▶ _Recorded information_
★ ★ ★

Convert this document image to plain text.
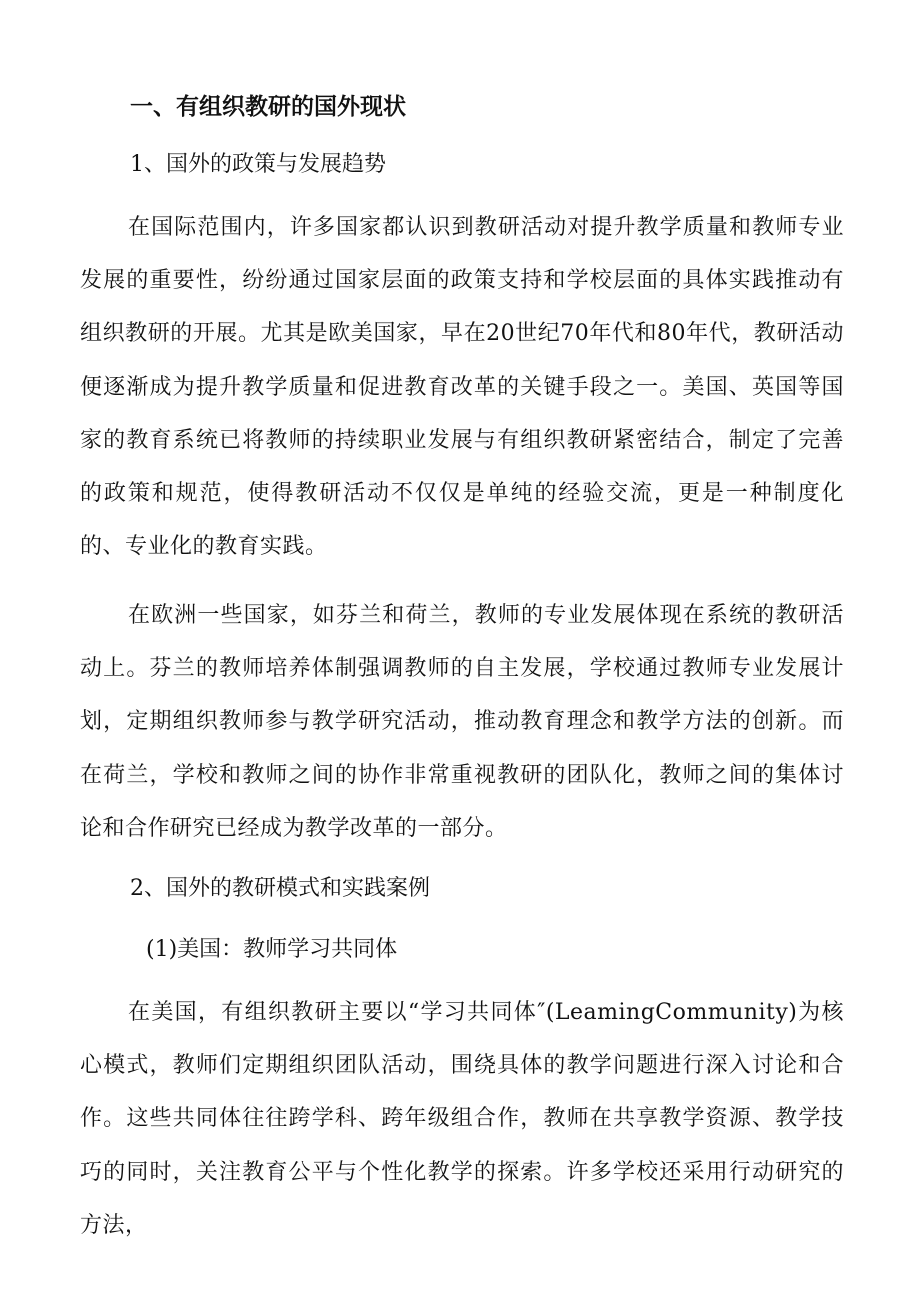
一、有组织教研的国外现状
1、国外的政策与发展趋势
在国际范围内，许多国家都认识到教研活动对提升教学质量和教师专业发展的重要性，纷纷通过国家层面的政策支持和学校层面的具体实践推动有组织教研的开展。尤其是欧美国家，早在20世纪70年代和80年代，教研活动便逐渐成为提升教学质量和促进教育改革的关键手段之一。美国、英国等国家的教育系统已将教师的持续职业发展与有组织教研紧密结合，制定了完善的政策和规范，使得教研活动不仅仅是单纯的经验交流，更是一种制度化的、专业化的教育实践。
在欧洲一些国家，如芬兰和荷兰，教师的专业发展体现在系统的教研活动上。芬兰的教师培养体制强调教师的自主发展，学校通过教师专业发展计划，定期组织教师参与教学研究活动，推动教育理念和教学方法的创新。而在荷兰，学校和教师之间的协作非常重视教研的团队化，教师之间的集体讨论和合作研究已经成为教学改革的一部分。
2、国外的教研模式和实践案例
(1)美国：教师学习共同体
在美国，有组织教研主要以“学习共同体″(LeamingCommunity)为核心模式，教师们定期组织团队活动，围绕具体的教学问题进行深入讨论和合作。这些共同体往往跨学科、跨年级组合作，教师在共享教学资源、教学技巧的同时，关注教育公平与个性化教学的探索。许多学校还采用行动研究的方法，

★ ★ ★

Output the records above exactly as they are, leaving out the pictures.

▶ _Written response_
Convert this document image to plain text.
一、有组织教研的国外现状
1、国外的政策与发展趋势
在国际范围内，许多国家都认识到教研活动对提升教学质量和教师专业发展的重要性，纷纷通过国家层面的政策支持和学校层面的具体实践推动有组织教研的开展。尤其是欧美国家，早在20世纪70年代和80年代，教研活动便逐渐成为提升教学质量和促进教育改革的关键手段之一。美国、英国等国家的教育系统已将教师的持续职业发展与有组织教研紧密结合，制定了完善的政策和规范，使得教研活动不仅仅是单纯的经验交流，更是一种制度化的、专业化的教育实践。
在欧洲一些国家，如芬兰和荷兰，教师的专业发展体现在系统的教研活动上。芬兰的教师培养体制强调教师的自主发展，学校通过教师专业发展计划，定期组织教师参与教学研究活动，推动教育理念和教学方法的创新。而在荷兰，学校和教师之间的协作非常重视教研的团队化，教师之间的集体讨论和合作研究已经成为教学改革的一部分。
2、国外的教研模式和实践案例
(1)美国：教师学习共同体
在美国，有组织教研主要以“学习共同体″(LeamingCommunity)为核心模式，教师们定期组织团队活动，围绕具体的教学问题进行深入讨论和合作。这些共同体往往跨学科、跨年级组合作，教师在共享教学资源、教学技巧的同时，关注教育公平与个性化教学的探索。许多学校还采用行动研究的方法，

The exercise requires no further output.